| Problem to work on |
Reproduce the material exactly, omitting nothing.
- - -
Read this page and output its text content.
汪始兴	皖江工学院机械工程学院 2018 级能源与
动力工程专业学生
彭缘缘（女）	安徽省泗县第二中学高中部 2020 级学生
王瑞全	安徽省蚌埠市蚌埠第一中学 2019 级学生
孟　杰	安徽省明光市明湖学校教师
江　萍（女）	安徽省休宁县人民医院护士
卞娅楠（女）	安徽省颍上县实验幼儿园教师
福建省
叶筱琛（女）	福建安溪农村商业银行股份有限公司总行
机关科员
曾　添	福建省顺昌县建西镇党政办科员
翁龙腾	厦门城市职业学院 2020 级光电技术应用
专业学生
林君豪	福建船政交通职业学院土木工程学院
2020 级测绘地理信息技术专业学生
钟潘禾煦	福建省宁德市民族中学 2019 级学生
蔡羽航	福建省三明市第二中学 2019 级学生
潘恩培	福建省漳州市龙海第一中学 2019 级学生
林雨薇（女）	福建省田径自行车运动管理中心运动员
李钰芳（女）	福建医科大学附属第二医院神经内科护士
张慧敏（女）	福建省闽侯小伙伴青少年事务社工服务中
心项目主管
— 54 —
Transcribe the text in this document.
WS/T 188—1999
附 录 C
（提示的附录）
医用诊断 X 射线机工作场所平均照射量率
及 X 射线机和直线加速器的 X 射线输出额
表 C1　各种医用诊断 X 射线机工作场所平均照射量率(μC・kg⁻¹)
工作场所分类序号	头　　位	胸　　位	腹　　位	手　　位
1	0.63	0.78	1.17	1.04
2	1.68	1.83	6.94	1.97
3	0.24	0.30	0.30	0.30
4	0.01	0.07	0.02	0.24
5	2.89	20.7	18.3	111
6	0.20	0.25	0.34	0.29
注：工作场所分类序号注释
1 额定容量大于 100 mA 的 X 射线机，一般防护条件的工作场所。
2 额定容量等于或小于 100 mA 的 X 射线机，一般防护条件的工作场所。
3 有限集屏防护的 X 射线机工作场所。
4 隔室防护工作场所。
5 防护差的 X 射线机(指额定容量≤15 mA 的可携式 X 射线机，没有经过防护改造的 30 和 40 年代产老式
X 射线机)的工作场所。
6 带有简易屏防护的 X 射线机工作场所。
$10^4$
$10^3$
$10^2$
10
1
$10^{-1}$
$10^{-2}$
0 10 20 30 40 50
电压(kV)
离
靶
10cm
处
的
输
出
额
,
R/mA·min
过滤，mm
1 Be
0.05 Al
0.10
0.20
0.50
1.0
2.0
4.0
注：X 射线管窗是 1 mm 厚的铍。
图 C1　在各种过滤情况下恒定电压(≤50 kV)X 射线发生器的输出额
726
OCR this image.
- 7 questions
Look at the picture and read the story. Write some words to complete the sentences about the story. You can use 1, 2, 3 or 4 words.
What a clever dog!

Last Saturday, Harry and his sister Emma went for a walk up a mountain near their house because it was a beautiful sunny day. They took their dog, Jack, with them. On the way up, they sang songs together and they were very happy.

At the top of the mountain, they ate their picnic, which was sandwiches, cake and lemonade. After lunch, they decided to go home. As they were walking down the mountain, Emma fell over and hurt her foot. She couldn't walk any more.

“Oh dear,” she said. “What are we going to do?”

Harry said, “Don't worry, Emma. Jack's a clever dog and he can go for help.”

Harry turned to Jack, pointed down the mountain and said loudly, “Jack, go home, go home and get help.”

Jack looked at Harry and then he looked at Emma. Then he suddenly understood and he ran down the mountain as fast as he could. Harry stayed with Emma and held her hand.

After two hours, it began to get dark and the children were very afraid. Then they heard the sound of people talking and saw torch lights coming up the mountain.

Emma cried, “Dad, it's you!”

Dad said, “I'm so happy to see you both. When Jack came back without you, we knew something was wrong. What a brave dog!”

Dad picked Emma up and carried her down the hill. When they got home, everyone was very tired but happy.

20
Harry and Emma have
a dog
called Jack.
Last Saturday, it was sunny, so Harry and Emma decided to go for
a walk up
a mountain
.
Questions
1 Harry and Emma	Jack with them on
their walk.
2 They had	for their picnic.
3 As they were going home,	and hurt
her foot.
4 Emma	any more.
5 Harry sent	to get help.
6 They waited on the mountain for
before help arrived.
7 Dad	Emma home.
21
- - -
| Solution |
Read this page and output its text content.
汪始兴	皖江工学院机械工程学院 2018 级能源与
动力工程专业学生
彭缘缘（女）	安徽省泗县第二中学高中部 2020 级学生
王瑞全	安徽省蚌埠市蚌埠第一中学 2019 级学生
孟　杰	安徽省明光市明湖学校教师
江　萍（女）	安徽省休宁县人民医院护士
卞娅楠（女）	安徽省颍上县实验幼儿园教师
福建省
叶筱琛（女）	福建安溪农村商业银行股份有限公司总行
机关科员
曾　添	福建省顺昌县建西镇党政办科员
翁龙腾	厦门城市职业学院 2020 级光电技术应用
专业学生
林君豪	福建船政交通职业学院土木工程学院
2020 级测绘地理信息技术专业学生
钟潘禾煦	福建省宁德市民族中学 2019 级学生
蔡羽航	福建省三明市第二中学 2019 级学生
潘恩培	福建省漳州市龙海第一中学 2019 级学生
林雨薇（女）	福建省田径自行车运动管理中心运动员
李钰芳（女）	福建医科大学附属第二医院神经内科护士
张慧敏（女）	福建省闽侯小伙伴青少年事务社工服务中
心项目主管
— 54 —
Transcribe the text in this document.
WS/T 188—1999
附 录 C
（提示的附录）
医用诊断 X 射线机工作场所平均照射量率
及 X 射线机和直线加速器的 X 射线输出额
表 C1　各种医用诊断 X 射线机工作场所平均照射量率(μC・kg⁻¹)
工作场所分类序号	头　　位	胸　　位	腹　　位	手　　位
1	0.63	0.78	1.17	1.04
2	1.68	1.83	6.94	1.97
3	0.24	0.30	0.30	0.30
4	0.01	0.07	0.02	0.24
5	2.89	20.7	18.3	111
6	0.20	0.25	0.34	0.29
注：工作场所分类序号注释
1 额定容量大于 100 mA 的 X 射线机，一般防护条件的工作场所。
2 额定容量等于或小于 100 mA 的 X 射线机，一般防护条件的工作场所。
3 有限集屏防护的 X 射线机工作场所。
4 隔室防护工作场所。
5 防护差的 X 射线机(指额定容量≤15 mA 的可携式 X 射线机，没有经过防护改造的 30 和 40 年代产老式
X 射线机)的工作场所。
6 带有简易屏防护的 X 射线机工作场所。
$10^4$
$10^3$
$10^2$
10
1
$10^{-1}$
$10^{-2}$
0 10 20 30 40 50
电压(kV)
离
靶
10cm
处
的
输
出
额
,
R/mA·min
过滤，mm
1 Be
0.05 Al
0.10
0.20
0.50
1.0
2.0
4.0
注：X 射线管窗是 1 mm 厚的铍。
图 C1　在各种过滤情况下恒定电压(≤50 kV)X 射线发生器的输出额
726
OCR this image.
- 7 questions
Look at the picture and read the story. Write some words to complete the sentences about the story. You can use 1, 2, 3 or 4 words.
What a clever dog!

Last Saturday, Harry and his sister Emma went for a walk up a mountain near their house because it was a beautiful sunny day. They took their dog, Jack, with them. On the way up, they sang songs together and they were very happy.

At the top of the mountain, they ate their picnic, which was sandwiches, cake and lemonade. After lunch, they decided to go home. As they were walking down the mountain, Emma fell over and hurt her foot. She couldn't walk any more.

“Oh dear,” she said. “What are we going to do?”

Harry said, “Don't worry, Emma. Jack's a clever dog and he can go for help.”

Harry turned to Jack, pointed down the mountain and said loudly, “Jack, go home, go home and get help.”

Jack looked at Harry and then he looked at Emma. Then he suddenly understood and he ran down the mountain as fast as he could. Harry stayed with Emma and held her hand.

After two hours, it began to get dark and the children were very afraid. Then they heard the sound of people talking and saw torch lights coming up the mountain.

Emma cried, “Dad, it's you!”

Dad said, “I'm so happy to see you both. When Jack came back without you, we knew something was wrong. What a brave dog!”

Dad picked Emma up and carried her down the hill. When they got home, everyone was very tired but happy.

20
Harry and Emma have
a dog
called Jack.
Last Saturday, it was sunny, so Harry and Emma decided to go for
a walk up
a mountain
.
Questions
1 Harry and Emma	Jack with them on
their walk.
2 They had	for their picnic.
3 As they were going home,	and hurt
her foot.
4 Emma	any more.
5 Harry sent	to get help.
6 They waited on the mountain for
before help arrived.
7 Dad	Emma home.
21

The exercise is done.